> _WHAT YOU NEED TO DO_
Below are some entries. Return exactly the lines from the one with "Parse this chart: output" through the final line, leaving out any pictures.

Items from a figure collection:
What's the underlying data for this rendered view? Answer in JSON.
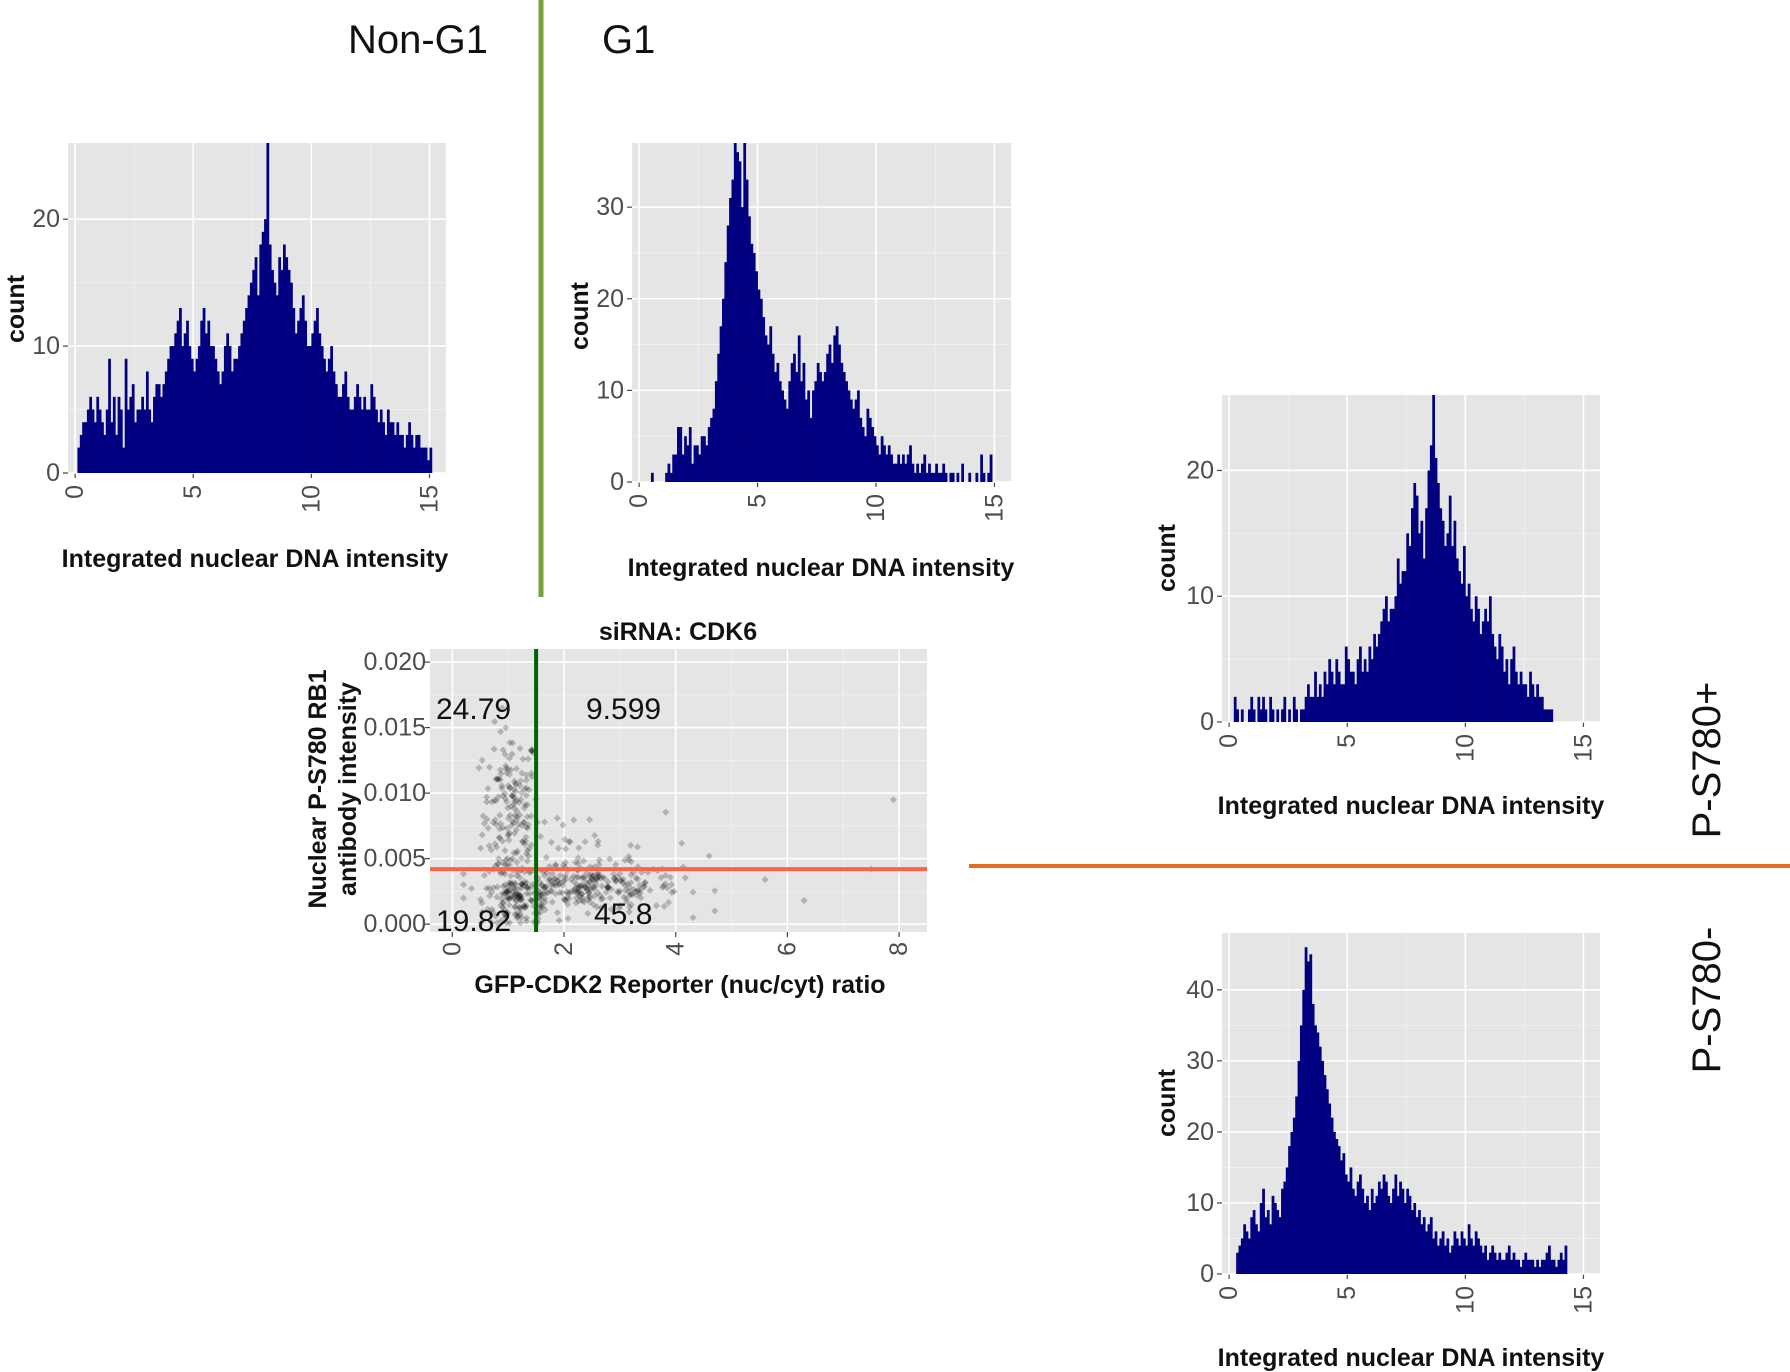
{
  "headers": {
    "non_g1": "Non-G1",
    "g1": "G1",
    "ps780_pos": "P-S780+",
    "ps780_neg": "P-S780-"
  },
  "colors": {
    "bar": "#000080",
    "panel": "#e5e5e5",
    "green_divider": "#7aa03c",
    "orange_divider": "#e07020",
    "green_threshold": "#006400",
    "red_threshold": "#ff6347"
  },
  "chart_data": [
    {
      "id": "hist_nong1",
      "type": "bar",
      "title": "",
      "xlabel": "Integrated nuclear DNA intensity",
      "ylabel": "count",
      "xlim": [
        -0.3,
        15.7
      ],
      "ylim": [
        0,
        26
      ],
      "xticks": [
        0,
        5,
        10,
        15
      ],
      "yticks": [
        0,
        10,
        20
      ],
      "bin_start": 0.1,
      "bin_width": 0.1,
      "values": [
        2,
        3,
        4,
        4,
        5,
        6,
        5,
        4,
        6,
        5,
        4,
        3,
        5,
        9,
        4,
        6,
        3,
        6,
        5,
        2,
        9,
        5,
        6,
        7,
        4,
        5,
        5,
        6,
        5,
        8,
        5,
        4,
        6,
        7,
        7,
        6,
        7,
        8,
        9,
        10,
        10,
        11,
        12,
        13,
        10,
        11,
        12,
        10,
        9,
        8,
        9,
        10,
        12,
        13,
        11,
        12,
        10,
        10,
        9,
        8,
        7,
        8,
        10,
        11,
        10,
        8,
        9,
        9,
        10,
        11,
        12,
        13,
        14,
        15,
        16,
        17,
        14,
        18,
        19,
        20,
        26,
        18,
        16,
        15,
        14,
        17,
        16,
        18,
        17,
        16,
        15,
        13,
        11,
        12,
        13,
        14,
        12,
        10,
        10,
        11,
        12,
        13,
        11,
        10,
        9,
        8,
        9,
        10,
        8,
        7,
        6,
        6,
        7,
        8,
        6,
        5,
        5,
        6,
        7,
        6,
        5,
        6,
        5,
        5,
        7,
        6,
        5,
        4,
        5,
        4,
        3,
        5,
        4,
        4,
        3,
        4,
        3,
        3,
        2,
        3,
        4,
        3,
        2,
        3,
        3,
        2,
        2,
        2,
        1,
        2
      ]
    },
    {
      "id": "hist_g1",
      "type": "bar",
      "title": "",
      "xlabel": "Integrated nuclear DNA intensity",
      "ylabel": "count",
      "xlim": [
        -0.3,
        15.7
      ],
      "ylim": [
        0,
        37
      ],
      "xticks": [
        0,
        5,
        10,
        15
      ],
      "yticks": [
        0,
        10,
        20,
        30
      ],
      "bin_start": 0.5,
      "bin_width": 0.1,
      "values": [
        1,
        0,
        0,
        0,
        0,
        0,
        1,
        2,
        1,
        3,
        3,
        6,
        6,
        3,
        5,
        4,
        6,
        2,
        4,
        4,
        3,
        5,
        5,
        4,
        6,
        7,
        8,
        11,
        14,
        17,
        20,
        24,
        28,
        31,
        33,
        37,
        36,
        35,
        30,
        37,
        33,
        29,
        26,
        25,
        23,
        21,
        20,
        18,
        16,
        15,
        17,
        14,
        12,
        13,
        11,
        10,
        9,
        8,
        11,
        13,
        14,
        12,
        16,
        11,
        13,
        9,
        10,
        7,
        10,
        11,
        13,
        12,
        11,
        12,
        14,
        15,
        13,
        16,
        17,
        15,
        13,
        12,
        11,
        10,
        9,
        8,
        9,
        10,
        7,
        6,
        5,
        8,
        7,
        6,
        5,
        4,
        3,
        5,
        4,
        3,
        4,
        3,
        2,
        2,
        3,
        2,
        3,
        2,
        3,
        4,
        2,
        1,
        2,
        1,
        2,
        3,
        1,
        2,
        1,
        1,
        2,
        1,
        1,
        2,
        1,
        0,
        1,
        1,
        0,
        1,
        0,
        2,
        0,
        0,
        1,
        0,
        0,
        1,
        0,
        3,
        1,
        0,
        1,
        3
      ]
    },
    {
      "id": "hist_pos",
      "type": "bar",
      "title": "",
      "xlabel": "Integrated nuclear DNA intensity",
      "ylabel": "count",
      "xlim": [
        -0.3,
        15.7
      ],
      "ylim": [
        0,
        26
      ],
      "xticks": [
        0,
        5,
        10,
        15
      ],
      "yticks": [
        0,
        10,
        20
      ],
      "bin_start": 0.2,
      "bin_width": 0.1,
      "values": [
        2,
        1,
        0,
        1,
        0,
        0,
        1,
        2,
        1,
        0,
        2,
        1,
        2,
        1,
        0,
        2,
        1,
        0,
        1,
        0,
        1,
        2,
        0,
        1,
        0,
        2,
        1,
        0,
        1,
        1,
        2,
        3,
        2,
        2,
        4,
        2,
        3,
        2,
        4,
        3,
        5,
        4,
        3,
        5,
        4,
        3,
        3,
        6,
        5,
        4,
        4,
        3,
        5,
        6,
        4,
        5,
        4,
        6,
        5,
        7,
        6,
        7,
        8,
        9,
        10,
        8,
        9,
        9,
        10,
        13,
        11,
        12,
        12,
        15,
        14,
        17,
        19,
        18,
        15,
        16,
        13,
        17,
        20,
        22,
        26,
        21,
        19,
        17,
        16,
        14,
        15,
        18,
        14,
        16,
        13,
        12,
        11,
        14,
        10,
        11,
        9,
        8,
        10,
        9,
        7,
        8,
        9,
        8,
        10,
        7,
        6,
        5,
        7,
        6,
        4,
        5,
        3,
        5,
        6,
        4,
        3,
        4,
        3,
        3,
        2,
        4,
        3,
        2,
        3,
        2,
        2,
        1,
        1,
        1,
        1
      ]
    },
    {
      "id": "hist_neg",
      "type": "bar",
      "title": "",
      "xlabel": "Integrated nuclear DNA intensity",
      "ylabel": "count",
      "xlim": [
        -0.3,
        15.7
      ],
      "ylim": [
        0,
        48
      ],
      "xticks": [
        0,
        5,
        10,
        15
      ],
      "yticks": [
        0,
        10,
        20,
        30,
        40
      ],
      "bin_start": 0.3,
      "bin_width": 0.1,
      "values": [
        3,
        4,
        5,
        7,
        6,
        5,
        8,
        9,
        7,
        6,
        10,
        12,
        8,
        9,
        7,
        11,
        10,
        9,
        8,
        12,
        13,
        15,
        18,
        20,
        22,
        25,
        30,
        35,
        40,
        46,
        44,
        45,
        38,
        35,
        34,
        32,
        30,
        28,
        26,
        24,
        22,
        20,
        19,
        18,
        16,
        17,
        14,
        13,
        15,
        12,
        11,
        13,
        14,
        12,
        10,
        11,
        9,
        12,
        10,
        11,
        13,
        12,
        14,
        13,
        11,
        10,
        12,
        14,
        11,
        13,
        12,
        10,
        12,
        11,
        9,
        10,
        8,
        9,
        7,
        8,
        6,
        7,
        8,
        5,
        6,
        4,
        5,
        6,
        4,
        5,
        3,
        4,
        6,
        5,
        4,
        6,
        5,
        4,
        7,
        5,
        4,
        6,
        5,
        4,
        3,
        4,
        2,
        3,
        4,
        3,
        2,
        3,
        2,
        2,
        3,
        4,
        2,
        3,
        2,
        2,
        1,
        2,
        3,
        2,
        2,
        2,
        1,
        2,
        1,
        2,
        2,
        3,
        4,
        2,
        2,
        1,
        2,
        3,
        2,
        4
      ]
    },
    {
      "id": "scatter",
      "type": "scatter",
      "title": "siRNA: CDK6",
      "xlabel": "GFP-CDK2 Reporter (nuc/cyt) ratio",
      "ylabel": "Nuclear P-S780 RB1 antibody intensity",
      "ylabel_lines": [
        "Nuclear P-S780 RB1",
        "antibody intensity"
      ],
      "xlim": [
        -0.4,
        8.5
      ],
      "ylim": [
        -0.0006,
        0.021
      ],
      "xticks": [
        0,
        2,
        4,
        6,
        8
      ],
      "ytick_values": [
        0.0,
        0.005,
        0.01,
        0.015,
        0.02
      ],
      "ytick_labels": [
        "0.000",
        "0.005",
        "0.010",
        "0.015",
        "0.020"
      ],
      "threshold_x": 1.5,
      "threshold_y": 0.0042,
      "quadrant_labels": {
        "top_left": "24.79",
        "top_right": "9.599",
        "bottom_left": "19.82",
        "bottom_right": "45.8"
      },
      "clusters": [
        {
          "x_mean": 1.05,
          "x_sd": 0.25,
          "y_mean": 0.0085,
          "y_sd": 0.0032,
          "n": 170
        },
        {
          "x_mean": 2.4,
          "x_sd": 0.85,
          "y_mean": 0.0028,
          "y_sd": 0.0009,
          "n": 260
        },
        {
          "x_mean": 1.2,
          "x_sd": 0.3,
          "y_mean": 0.0018,
          "y_sd": 0.0009,
          "n": 120
        },
        {
          "x_mean": 2.0,
          "x_sd": 0.9,
          "y_mean": 0.0055,
          "y_sd": 0.0015,
          "n": 40
        }
      ],
      "outliers": [
        [
          7.9,
          0.0095
        ],
        [
          7.5,
          0.0042
        ],
        [
          6.3,
          0.0018
        ],
        [
          5.6,
          0.0034
        ],
        [
          4.6,
          0.0052
        ]
      ]
    }
  ]
}
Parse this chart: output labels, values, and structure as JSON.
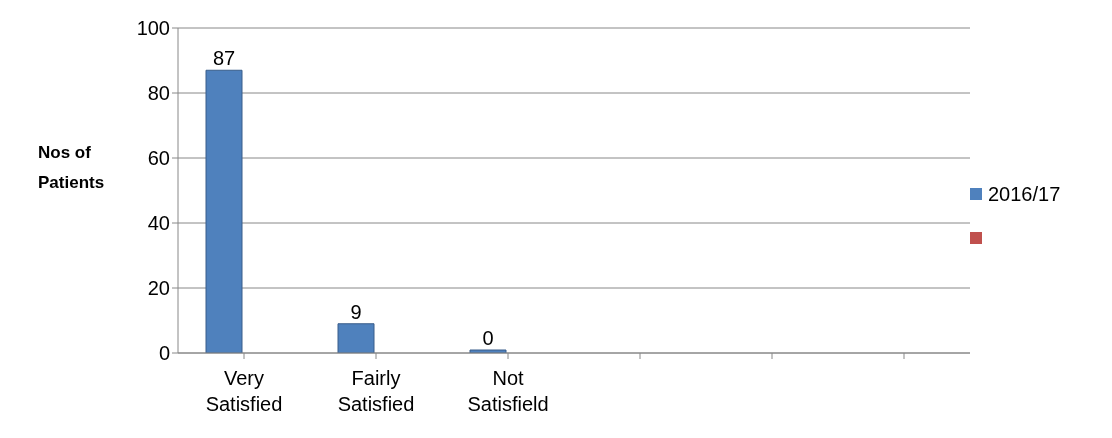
{
  "chart_data": {
    "type": "bar",
    "ylabel": "Nos of Patients",
    "categories": [
      "Very Satisfied",
      "Fairly Satisfied",
      "Not Satisfield",
      null,
      null,
      null
    ],
    "series": [
      {
        "name": "2016/17",
        "color": "#4f81bd",
        "values": [
          87,
          9,
          0,
          null,
          null,
          null
        ]
      },
      {
        "color": "#c0504d",
        "values": [
          null,
          null,
          null,
          null,
          null,
          null
        ]
      }
    ],
    "ylim": [
      0,
      100
    ],
    "yticks": [
      0,
      20,
      40,
      60,
      80,
      100
    ],
    "grid": "y",
    "legend": "right",
    "data_labels": true
  }
}
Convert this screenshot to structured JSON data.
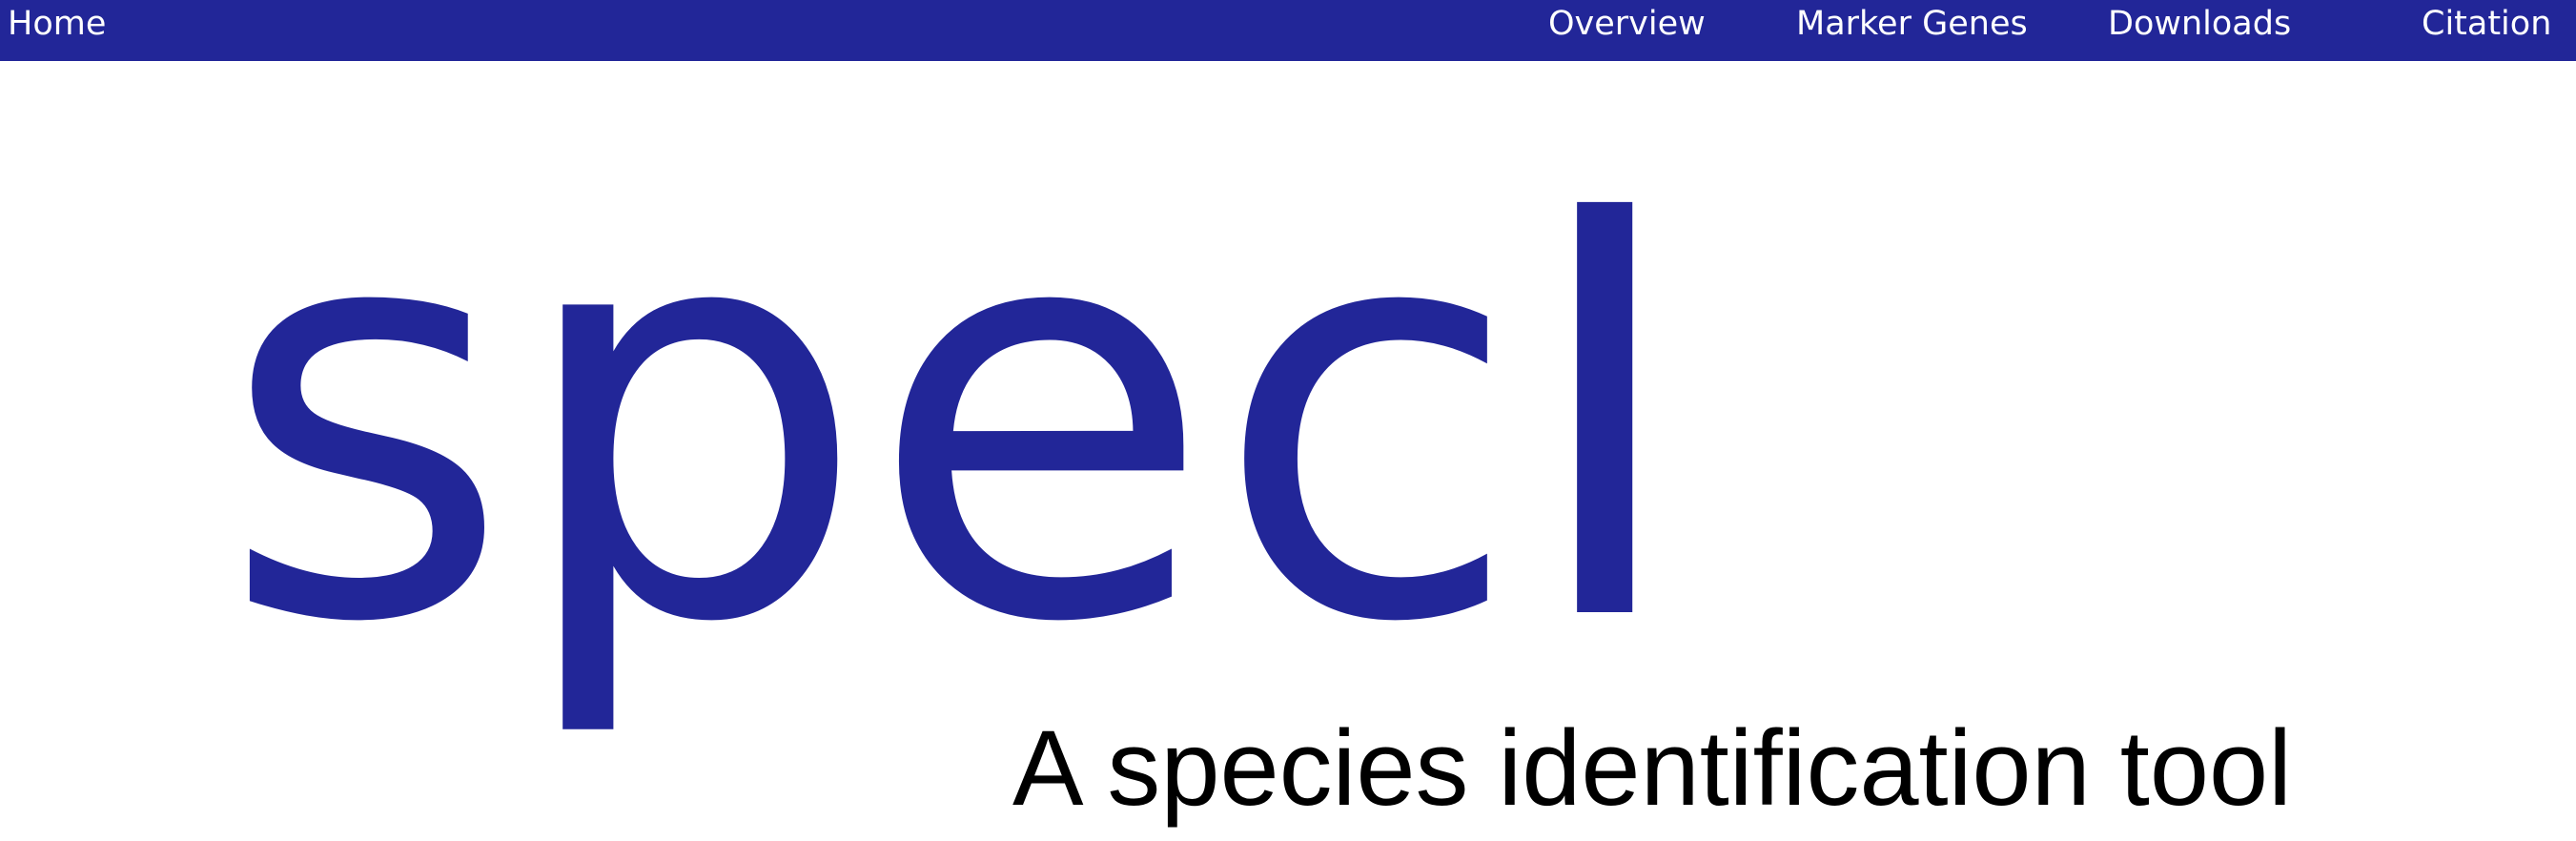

> _EXERCISE ANSWER_
Parse this chart: output labels, values, and structure as JSON.
{
  "chart_data": {
    "type": "bar",
    "ylabel": "Nos of Patients",
    "categories": [
      "Very Satisfied",
      "Fairly Satisfied",
      "Not Satisfield",
      null,
      null,
      null
    ],
    "series": [
      {
        "name": "2016/17",
        "color": "#4f81bd",
        "values": [
          87,
          9,
          0,
          null,
          null,
          null
        ]
      },
      {
        "color": "#c0504d",
        "values": [
          null,
          null,
          null,
          null,
          null,
          null
        ]
      }
    ],
    "ylim": [
      0,
      100
    ],
    "yticks": [
      0,
      20,
      40,
      60,
      80,
      100
    ],
    "grid": "y",
    "legend": "right",
    "data_labels": true
  }
}
Convert this screenshot to structured JSON data.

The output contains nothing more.